■ Written instruction: The exercise asks you to copy every line below in which "criticks" appears.

>> START Records to process

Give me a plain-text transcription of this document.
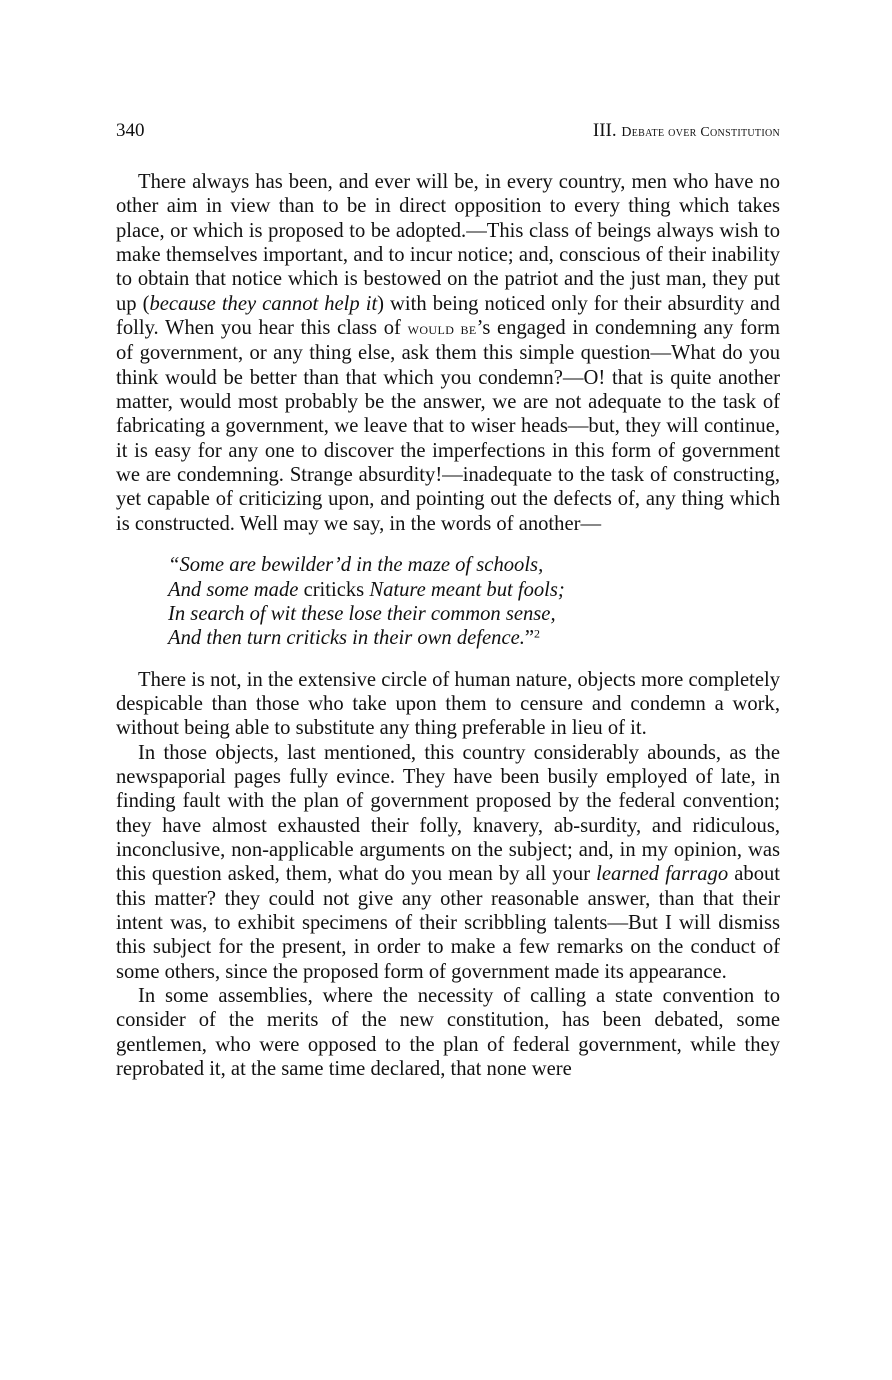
340	III. Debate over Constitution

There always has been, and ever will be, in every country, men who have no other aim in view than to be in direct opposition to every thing which takes place, or which is proposed to be adopted.—This class of beings always wish to make themselves important, and to incur notice; and, conscious of their inability to obtain that notice which is bestowed on the patriot and the just man, they put up (because they cannot help it) with being noticed only for their absurdity and folly. When you hear this class of would be’s engaged in condemning any form of government, or any thing else, ask them this simple question—What do you think would be better than that which you condemn?—O! that is quite another matter, would most probably be the answer, we are not adequate to the task of fabricating a government, we leave that to wiser heads—but, they will continue, it is easy for any one to discover the imperfections in this form of government we are condemning. Strange absurdity!—inadequate to the task of constructing, yet capable of criticizing upon, and pointing out the defects of, any thing which is constructed. Well may we say, in the words of another—

“Some are bewilder’d in the maze of schools,
And some made criticks Nature meant but fools;
In search of wit these lose their common sense,
And then turn criticks in their own defence.”$^2$

There is not, in the extensive circle of human nature, objects more completely despicable than those who take upon them to censure and condemn a work, without being able to substitute any thing preferable in lieu of it.

In those objects, last mentioned, this country considerably abounds, as the newspaporial pages fully evince. They have been busily employed of late, in finding fault with the plan of government proposed by the federal convention; they have almost exhausted their folly, knavery, ab-surdity, and ridiculous, inconclusive, non-applicable arguments on the subject; and, in my opinion, was this question asked, them, what do you mean by all your learned farrago about this matter? they could not give any other reasonable answer, than that their intent was, to exhibit specimens of their scribbling talents—But I will dismiss this subject for the present, in order to make a few remarks on the conduct of some others, since the proposed form of government made its appearance.

In some assemblies, where the necessity of calling a state convention to consider of the merits of the new constitution, has been debated, some gentlemen, who were opposed to the plan of federal government, while they reprobated it, at the same time declared, that none were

>> END Records to process

■ Written answer:
And some made criticks Nature meant but fools;
And then turn criticks in their own defence.”$^2$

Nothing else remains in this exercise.